-- Your objective --
Copy the records below exactly, omitting any pictures they contain.

Begin Records for the exercise

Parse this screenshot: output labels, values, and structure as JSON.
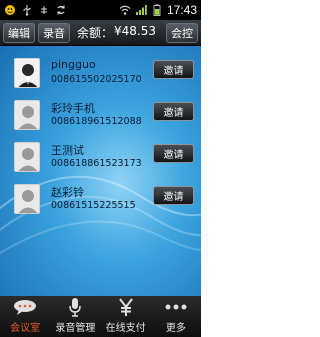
{
  "status_bar": {
    "time": "17:43"
  },
  "top_bar": {
    "edit_label": "编辑",
    "record_label": "录音",
    "balance_label": "余额：",
    "balance_value": "¥48.53",
    "conference_label": "会控"
  },
  "contacts": [
    {
      "name": "pingguo",
      "number": "008615502025170",
      "invite_label": "邀请"
    },
    {
      "name": "彩玲手机",
      "number": "008618961512088",
      "invite_label": "邀请"
    },
    {
      "name": "王测试",
      "number": "008618861523173",
      "invite_label": "邀请"
    },
    {
      "name": "赵彩铃",
      "number": "00861515225515",
      "invite_label": "邀请"
    }
  ],
  "bottom_tabs": [
    {
      "label": "会议室",
      "icon": "chat-bubble-icon",
      "active": true
    },
    {
      "label": "录音管理",
      "icon": "microphone-icon",
      "active": false
    },
    {
      "label": "在线支付",
      "icon": "yen-icon",
      "active": false
    },
    {
      "label": "更多",
      "icon": "more-icon",
      "active": false
    }
  ],
  "colors": {
    "active_tab": "#e35a2a",
    "content_bg": "#3aa3de"
  }
}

End Records for the exercise

-- Task answer --
Parse this screenshot: output labels, values, and structure as JSON.
{
  "status_bar": {
    "time": "17:43"
  },
  "top_bar": {
    "edit_label": "编辑",
    "record_label": "录音",
    "balance_label": "余额：",
    "balance_value": "¥48.53",
    "conference_label": "会控"
  },
  "contacts": [
    {
      "name": "pingguo",
      "number": "008615502025170",
      "invite_label": "邀请"
    },
    {
      "name": "彩玲手机",
      "number": "008618961512088",
      "invite_label": "邀请"
    },
    {
      "name": "王测试",
      "number": "008618861523173",
      "invite_label": "邀请"
    },
    {
      "name": "赵彩铃",
      "number": "00861515225515",
      "invite_label": "邀请"
    }
  ],
  "bottom_tabs": [
    {
      "label": "会议室",
      "icon": "chat-bubble-icon",
      "active": true
    },
    {
      "label": "录音管理",
      "icon": "microphone-icon",
      "active": false
    },
    {
      "label": "在线支付",
      "icon": "yen-icon",
      "active": false
    },
    {
      "label": "更多",
      "icon": "more-icon",
      "active": false
    }
  ],
  "colors": {
    "active_tab": "#e35a2a",
    "content_bg": "#3aa3de"
  }
}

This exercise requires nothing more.